■ EXERCISE TASK ■
Transcribe all of the data exactly. Omit the pictures.

■ LISTED ENTRIES ■

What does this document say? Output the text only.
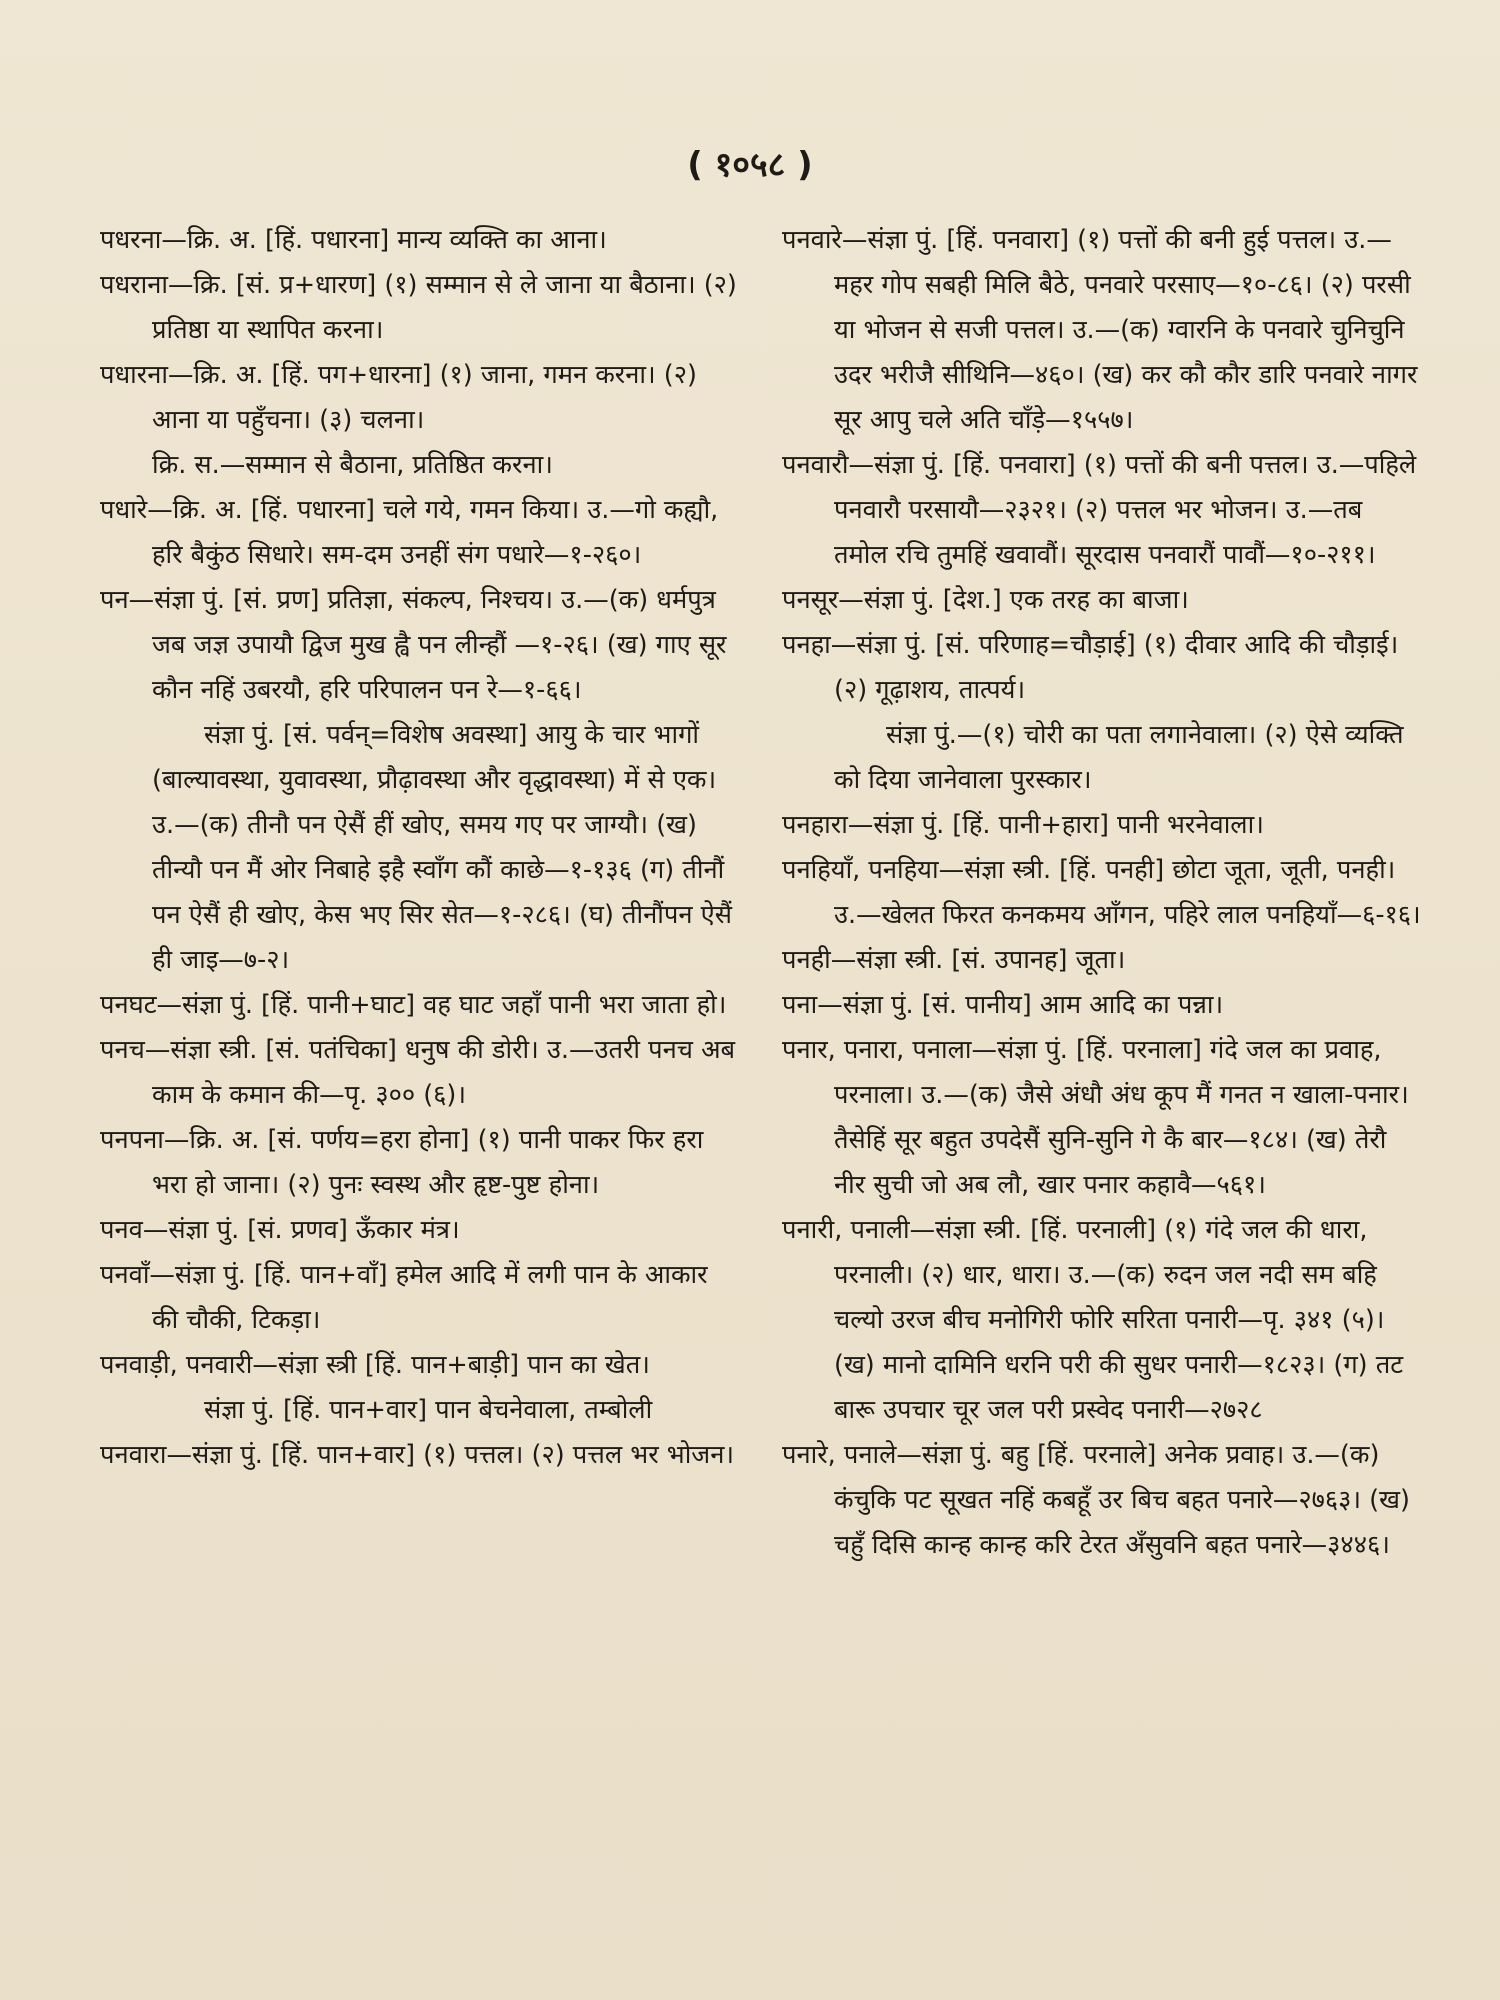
( १०५८ )

पधरना—क्रि. अ. [हिं. पधारना] मान्य व्यक्ति का आना।

पधराना—क्रि. [सं. प्र+धारण] (१) सम्मान से ले जाना या बैठाना। (२) प्रतिष्ठा या स्थापित करना।

पधारना—क्रि. अ. [हिं. पग+धारना] (१) जाना, गमन करना। (२) आना या पहुँचना। (३) चलना।

क्रि. स.—सम्मान से बैठाना, प्रतिष्ठित करना।

पधारे—क्रि. अ. [हिं. पधारना] चले गये, गमन किया। उ.—गो कह्यौ, हरि बैकुंठ सिधारे। सम-दम उनहीं संग पधारे—१-२६०।

पन—संज्ञा पुं. [सं. प्रण] प्रतिज्ञा, संकल्प, निश्चय। उ.—(क) धर्मपुत्र जब जज्ञ उपायौ द्विज मुख ह्वै पन लीन्हौं —१-२६। (ख) गाए सूर कौन नहिं उबरयौ, हरि परिपालन पन रे—१-६६।

संज्ञा पुं. [सं. पर्वन्=विशेष अवस्था] आयु के चार भागों (बाल्यावस्था, युवावस्था, प्रौढ़ावस्था और वृद्धावस्था) में से एक। उ.—(क) तीनौ पन ऐसैं हीं खोए, समय गए पर जाग्यौ। (ख) तीन्यौ पन मैं ओर निबाहे इहै स्वाँग कौं काछे—१-१३६ (ग) तीनौं पन ऐसैं ही खोए, केस भए सिर सेत—१-२८६। (घ) तीनौंपन ऐसैं ही जाइ—७-२।

पनघट—संज्ञा पुं. [हिं. पानी+घाट] वह घाट जहाँ पानी भरा जाता हो।

पनच—संज्ञा स्त्री. [सं. पतंचिका] धनुष की डोरी। उ.—उतरी पनच अब काम के कमान की—पृ. ३०० (६)।

पनपना—क्रि. अ. [सं. पर्णय=हरा होना] (१) पानी पाकर फिर हरा भरा हो जाना। (२) पुनः स्वस्थ और हृष्ट-पुष्ट होना।

पनव—संज्ञा पुं. [सं. प्रणव] ऊँकार मंत्र।

पनवाँ—संज्ञा पुं. [हिं. पान+वाँ] हमेल आदि में लगी पान के आकार की चौकी, टिकड़ा।

पनवाड़ी, पनवारी—संज्ञा स्त्री [हिं. पान+बाड़ी] पान का खेत।

संज्ञा पुं. [हिं. पान+वार] पान बेचनेवाला, तम्बोली

पनवारा—संज्ञा पुं. [हिं. पान+वार] (१) पत्तल। (२) पत्तल भर भोजन।

पनवारे—संज्ञा पुं. [हिं. पनवारा] (१) पत्तों की बनी हुई पत्तल। उ.—महर गोप सबही मिलि बैठे, पनवारे परसाए—१०-८६। (२) परसी या भोजन से सजी पत्तल। उ.—(क) ग्वारनि के पनवारे चुनिचुनि उदर भरीजै सीथिनि—४६०। (ख) कर कौ कौर डारि पनवारे नागर सूर आपु चले अति चाँड़े—१५५७।

पनवारौ—संज्ञा पुं. [हिं. पनवारा] (१) पत्तों की बनी पत्तल। उ.—पहिले पनवारौ परसायौ—२३२१। (२) पत्तल भर भोजन। उ.—तब तमोल रचि तुमहिं खवावौं। सूरदास पनवारौं पावौं—१०-२११।

पनसूर—संज्ञा पुं. [देश.] एक तरह का बाजा।

पनहा—संज्ञा पुं. [सं. परिणाह=चौड़ाई] (१) दीवार आदि की चौड़ाई। (२) गूढ़ाशय, तात्पर्य।

संज्ञा पुं.—(१) चोरी का पता लगानेवाला। (२) ऐसे व्यक्ति को दिया जानेवाला पुरस्कार।

पनहारा—संज्ञा पुं. [हिं. पानी+हारा] पानी भरनेवाला।

पनहियाँ, पनहिया—संज्ञा स्त्री. [हिं. पनही] छोटा जूता, जूती, पनही। उ.—खेलत फिरत कनकमय आँगन, पहिरे लाल पनहियाँ—६-१६।

पनही—संज्ञा स्त्री. [सं. उपानह] जूता।

पना—संज्ञा पुं. [सं. पानीय] आम आदि का पन्ना।

पनार, पनारा, पनाला—संज्ञा पुं. [हिं. परनाला] गंदे जल का प्रवाह, परनाला। उ.—(क) जैसे अंधौ अंध कूप मैं गनत न खाला-पनार। तैसेहिं सूर बहुत उपदेसैं सुनि-सुनि गे कै बार—१८४। (ख) तेरौ नीर सुची जो अब लौ, खार पनार कहावै—५६१।

पनारी, पनाली—संज्ञा स्त्री. [हिं. परनाली] (१) गंदे जल की धारा, परनाली। (२) धार, धारा। उ.—(क) रुदन जल नदी सम बहि चल्यो उरज बीच मनोगिरी फोरि सरिता पनारी—पृ. ३४१ (५)। (ख) मानो दामिनि धरनि परी की सुधर पनारी—१८२३। (ग) तट बारू उपचार चूर जल परी प्रस्वेद पनारी—२७२८

पनारे, पनाले—संज्ञा पुं. बहु [हिं. परनाले] अनेक प्रवाह। उ.—(क) कंचुकि पट सूखत नहिं कबहूँ उर बिच बहत पनारे—२७६३। (ख) चहुँ दिसि कान्ह कान्ह करि टेरत अँसुवनि बहत पनारे—३४४६।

■ RESULT ■
What does this document say? Output the text only.
( १०५८ )

पधरना—क्रि. अ. [हिं. पधारना] मान्य व्यक्ति का आना।

पधराना—क्रि. [सं. प्र+धारण] (१) सम्मान से ले जाना या बैठाना। (२) प्रतिष्ठा या स्थापित करना।

पधारना—क्रि. अ. [हिं. पग+धारना] (१) जाना, गमन करना। (२) आना या पहुँचना। (३) चलना।

क्रि. स.—सम्मान से बैठाना, प्रतिष्ठित करना।

पधारे—क्रि. अ. [हिं. पधारना] चले गये, गमन किया। उ.—गो कह्यौ, हरि बैकुंठ सिधारे। सम-दम उनहीं संग पधारे—१-२६०।

पन—संज्ञा पुं. [सं. प्रण] प्रतिज्ञा, संकल्प, निश्चय। उ.—(क) धर्मपुत्र जब जज्ञ उपायौ द्विज मुख ह्वै पन लीन्हौं —१-२६। (ख) गाए सूर कौन नहिं उबरयौ, हरि परिपालन पन रे—१-६६।

संज्ञा पुं. [सं. पर्वन्=विशेष अवस्था] आयु के चार भागों (बाल्यावस्था, युवावस्था, प्रौढ़ावस्था और वृद्धावस्था) में से एक। उ.—(क) तीनौ पन ऐसैं हीं खोए, समय गए पर जाग्यौ। (ख) तीन्यौ पन मैं ओर निबाहे इहै स्वाँग कौं काछे—१-१३६ (ग) तीनौं पन ऐसैं ही खोए, केस भए सिर सेत—१-२८६। (घ) तीनौंपन ऐसैं ही जाइ—७-२।

पनघट—संज्ञा पुं. [हिं. पानी+घाट] वह घाट जहाँ पानी भरा जाता हो।

पनच—संज्ञा स्त्री. [सं. पतंचिका] धनुष की डोरी। उ.—उतरी पनच अब काम के कमान की—पृ. ३०० (६)।

पनपना—क्रि. अ. [सं. पर्णय=हरा होना] (१) पानी पाकर फिर हरा भरा हो जाना। (२) पुनः स्वस्थ और हृष्ट-पुष्ट होना।

पनव—संज्ञा पुं. [सं. प्रणव] ऊँकार मंत्र।

पनवाँ—संज्ञा पुं. [हिं. पान+वाँ] हमेल आदि में लगी पान के आकार की चौकी, टिकड़ा।

पनवाड़ी, पनवारी—संज्ञा स्त्री [हिं. पान+बाड़ी] पान का खेत।

संज्ञा पुं. [हिं. पान+वार] पान बेचनेवाला, तम्बोली

पनवारा—संज्ञा पुं. [हिं. पान+वार] (१) पत्तल। (२) पत्तल भर भोजन।

पनवारे—संज्ञा पुं. [हिं. पनवारा] (१) पत्तों की बनी हुई पत्तल। उ.—महर गोप सबही मिलि बैठे, पनवारे परसाए—१०-८६। (२) परसी या भोजन से सजी पत्तल। उ.—(क) ग्वारनि के पनवारे चुनिचुनि उदर भरीजै सीथिनि—४६०। (ख) कर कौ कौर डारि पनवारे नागर सूर आपु चले अति चाँड़े—१५५७।

पनवारौ—संज्ञा पुं. [हिं. पनवारा] (१) पत्तों की बनी पत्तल। उ.—पहिले पनवारौ परसायौ—२३२१। (२) पत्तल भर भोजन। उ.—तब तमोल रचि तुमहिं खवावौं। सूरदास पनवारौं पावौं—१०-२११।

पनसूर—संज्ञा पुं. [देश.] एक तरह का बाजा।

पनहा—संज्ञा पुं. [सं. परिणाह=चौड़ाई] (१) दीवार आदि की चौड़ाई। (२) गूढ़ाशय, तात्पर्य।

संज्ञा पुं.—(१) चोरी का पता लगानेवाला। (२) ऐसे व्यक्ति को दिया जानेवाला पुरस्कार।

पनहारा—संज्ञा पुं. [हिं. पानी+हारा] पानी भरनेवाला।

पनहियाँ, पनहिया—संज्ञा स्त्री. [हिं. पनही] छोटा जूता, जूती, पनही। उ.—खेलत फिरत कनकमय आँगन, पहिरे लाल पनहियाँ—६-१६।

पनही—संज्ञा स्त्री. [सं. उपानह] जूता।

पना—संज्ञा पुं. [सं. पानीय] आम आदि का पन्ना।

पनार, पनारा, पनाला—संज्ञा पुं. [हिं. परनाला] गंदे जल का प्रवाह, परनाला। उ.—(क) जैसे अंधौ अंध कूप मैं गनत न खाला-पनार। तैसेहिं सूर बहुत उपदेसैं सुनि-सुनि गे कै बार—१८४। (ख) तेरौ नीर सुची जो अब लौ, खार पनार कहावै—५६१।

पनारी, पनाली—संज्ञा स्त्री. [हिं. परनाली] (१) गंदे जल की धारा, परनाली। (२) धार, धारा। उ.—(क) रुदन जल नदी सम बहि चल्यो उरज बीच मनोगिरी फोरि सरिता पनारी—पृ. ३४१ (५)। (ख) मानो दामिनि धरनि परी की सुधर पनारी—१८२३। (ग) तट बारू उपचार चूर जल परी प्रस्वेद पनारी—२७२८

पनारे, पनाले—संज्ञा पुं. बहु [हिं. परनाले] अनेक प्रवाह। उ.—(क) कंचुकि पट सूखत नहिं कबहूँ उर बिच बहत पनारे—२७६३। (ख) चहुँ दिसि कान्ह कान्ह करि टेरत अँसुवनि बहत पनारे—३४४६।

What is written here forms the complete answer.